- [STATED EXERCISE] Copy all of the material exactly. Pictures are not to appear in the copy.

-- BEGIN --

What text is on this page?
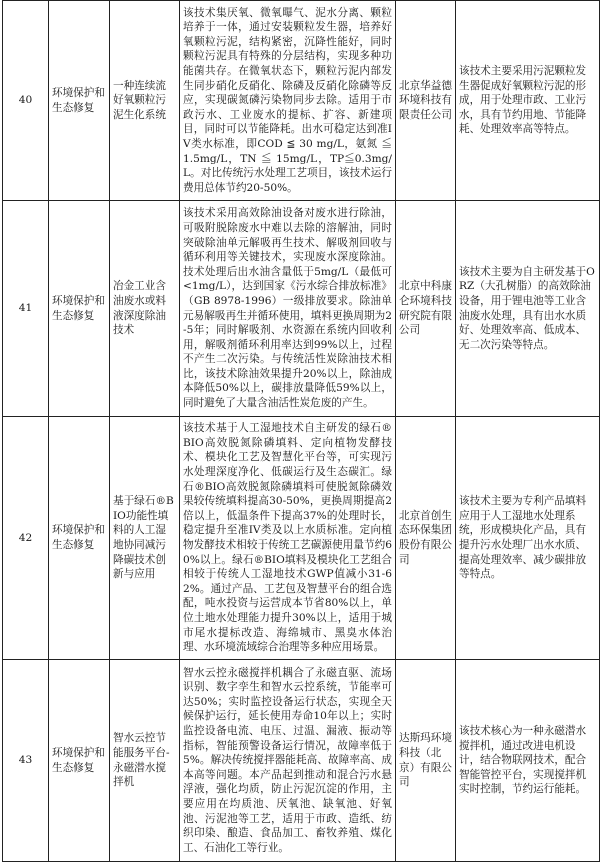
40	环境保护和生态修复	一种连续流好氧颗粒污泥生化系统	该技术集厌氧、微氧曝气、泥水分离、颗粒培养于一体，通过安装颗粒发生器，培养好氧颗粒污泥，结构紧密，沉降性能好，同时颗粒污泥具有特殊的分层结构，实现多种功能菌共存。在微氧状态下，颗粒污泥内部发生同步硝化反硝化、除磷及反硝化除磷等反应，实现碳氮磷污染物同步去除。适用于市政污水、工业废水的提标、扩容、新建项目，同时可以节能降耗。出水可稳定达到准IV类水标准，即COD ≦ 30 mg/L，氨氮 ≦ 1.5mg/L，TN ≦ 15mg/L，TP≦0.3mg/L。对比传统污水处理工艺项目，该技术运行费用总体节约20-50%。	北京华益德环境科技有限责任公司	该技术主要采用污泥颗粒发生器促成好氧颗粒污泥的形成，用于处理市政、工业污水，具有节约用地、节能降耗、处理效率高等特点。
41	环境保护和生态修复	冶金工业含油废水或料液深度除油技术	该技术采用高效除油设备对废水进行除油，可吸附脱除废水中难以去除的溶解油，同时突破除油单元解吸再生技术、解吸剂回收与循环利用等关键技术，实现废水深度除油。技术处理后出水油含量低于5mg/L（最低可<1mg/L），达到国家《污水综合排放标准》（GB 8978-1996）一级排放要求。除油单元易解吸再生并循环使用，填料更换周期为2-5年；同时解吸剂、水资源在系统内回收利用，解吸剂循环利用率达到99%以上，过程不产生二次污染。与传统活性炭除油技术相比，该技术除油效果提升20%以上，除油成本降低50%以上，碳排放量降低59%以上，同时避免了大量含油活性炭危废的产生。	北京中科康仑环境科技研究院有限公司	该技术主要为自主研发基于ORZ（大孔树脂）的高效除油设备，用于锂电池等工业含油废水处理，具有出水水质好、处理效率高、低成本、无二次污染等特点。
42	环境保护和生态修复	基于绿石®BIO功能性填料的人工湿地协同减污降碳技术创新与应用	该技术基于人工湿地技术自主研发的绿石®BIO高效脱氮除磷填料、定向植物发酵技术、模块化工艺及智慧化平台等，可实现污水处理深度净化、低碳运行及生态碳汇。绿石®BIO高效脱氮除磷填料可使脱氮除磷效果较传统填料提高30-50%，更换周期提高2倍以上，低温条件下提高37%的处理时长，稳定提升至准IV类及以上水质标准。定向植物发酵技术相较于传统工艺碳源使用量节约60%以上。绿石®BIO填料及模块化工艺组合相较于传统人工湿地技术GWP值减小31-62%。通过产品、工艺包及智慧平台的组合选配，吨水投资与运营成本节省80%以上，单位土地水处理能力提升30%以上，适用于城市尾水提标改造、海绵城市、黑臭水体治理、水环境流域综合治理等多种应用场景。	北京首创生态环保集团股份有限公司	该技术主要为专利产品填料应用于人工湿地水处理系统，形成模块化产品，具有提升污水处理厂出水水质、提高处理效率、减少碳排放等特点。
43	环境保护和生态修复	智水云控节能服务平台-永磁潜水搅拌机	智水云控永磁搅拌机耦合了永磁直驱、流场识别、数字孪生和智水云控系统，节能率可达50%；实时监控设备运行状态，实现全天候保护运行，延长使用寿命10年以上；实时监控设备电流、电压、过温、漏液、振动等指标，智能预警设备运行情况，故障率低于5%。解决传统搅拌器能耗高、故障率高、成本高等问题。本产品起到推动和混合污水悬浮液，强化均质，防止污泥沉淀的作用，主要应用在均质池、厌氧池、缺氧池、好氧池、污泥池等工艺，适用于市政、造纸、纺织印染、酿造、食品加工、畜牧养殖、煤化工、石油化工等行业。	达斯玛环境科技（北京）有限公司	该技术核心为一种永磁潜水搅拌机，通过改进电机设计，结合物联网技术，配合智能管控平台，实现搅拌机实时控制，节约运行能耗。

-- END --

- [WRITTEN RESPONSE]
What text is on this page?
40	环境保护和生态修复	一种连续流好氧颗粒污泥生化系统	该技术集厌氧、微氧曝气、泥水分离、颗粒培养于一体，通过安装颗粒发生器，培养好氧颗粒污泥，结构紧密，沉降性能好，同时颗粒污泥具有特殊的分层结构，实现多种功能菌共存。在微氧状态下，颗粒污泥内部发生同步硝化反硝化、除磷及反硝化除磷等反应，实现碳氮磷污染物同步去除。适用于市政污水、工业废水的提标、扩容、新建项目，同时可以节能降耗。出水可稳定达到准IV类水标准，即COD ≦ 30 mg/L，氨氮 ≦ 1.5mg/L，TN ≦ 15mg/L，TP≦0.3mg/L。对比传统污水处理工艺项目，该技术运行费用总体节约20-50%。	北京华益德环境科技有限责任公司	该技术主要采用污泥颗粒发生器促成好氧颗粒污泥的形成，用于处理市政、工业污水，具有节约用地、节能降耗、处理效率高等特点。
41	环境保护和生态修复	冶金工业含油废水或料液深度除油技术	该技术采用高效除油设备对废水进行除油，可吸附脱除废水中难以去除的溶解油，同时突破除油单元解吸再生技术、解吸剂回收与循环利用等关键技术，实现废水深度除油。技术处理后出水油含量低于5mg/L（最低可<1mg/L），达到国家《污水综合排放标准》（GB 8978-1996）一级排放要求。除油单元易解吸再生并循环使用，填料更换周期为2-5年；同时解吸剂、水资源在系统内回收利用，解吸剂循环利用率达到99%以上，过程不产生二次污染。与传统活性炭除油技术相比，该技术除油效果提升20%以上，除油成本降低50%以上，碳排放量降低59%以上，同时避免了大量含油活性炭危废的产生。	北京中科康仑环境科技研究院有限公司	该技术主要为自主研发基于ORZ（大孔树脂）的高效除油设备，用于锂电池等工业含油废水处理，具有出水水质好、处理效率高、低成本、无二次污染等特点。
42	环境保护和生态修复	基于绿石®BIO功能性填料的人工湿地协同减污降碳技术创新与应用	该技术基于人工湿地技术自主研发的绿石®BIO高效脱氮除磷填料、定向植物发酵技术、模块化工艺及智慧化平台等，可实现污水处理深度净化、低碳运行及生态碳汇。绿石®BIO高效脱氮除磷填料可使脱氮除磷效果较传统填料提高30-50%，更换周期提高2倍以上，低温条件下提高37%的处理时长，稳定提升至准IV类及以上水质标准。定向植物发酵技术相较于传统工艺碳源使用量节约60%以上。绿石®BIO填料及模块化工艺组合相较于传统人工湿地技术GWP值减小31-62%。通过产品、工艺包及智慧平台的组合选配，吨水投资与运营成本节省80%以上，单位土地水处理能力提升30%以上，适用于城市尾水提标改造、海绵城市、黑臭水体治理、水环境流域综合治理等多种应用场景。	北京首创生态环保集团股份有限公司	该技术主要为专利产品填料应用于人工湿地水处理系统，形成模块化产品，具有提升污水处理厂出水水质、提高处理效率、减少碳排放等特点。
43	环境保护和生态修复	智水云控节能服务平台-永磁潜水搅拌机	智水云控永磁搅拌机耦合了永磁直驱、流场识别、数字孪生和智水云控系统，节能率可达50%；实时监控设备运行状态，实现全天候保护运行，延长使用寿命10年以上；实时监控设备电流、电压、过温、漏液、振动等指标，智能预警设备运行情况，故障率低于5%。解决传统搅拌器能耗高、故障率高、成本高等问题。本产品起到推动和混合污水悬浮液，强化均质，防止污泥沉淀的作用，主要应用在均质池、厌氧池、缺氧池、好氧池、污泥池等工艺，适用于市政、造纸、纺织印染、酿造、食品加工、畜牧养殖、煤化工、石油化工等行业。	达斯玛环境科技（北京）有限公司	该技术核心为一种永磁潜水搅拌机，通过改进电机设计，结合物联网技术，配合智能管控平台，实现搅拌机实时控制，节约运行能耗。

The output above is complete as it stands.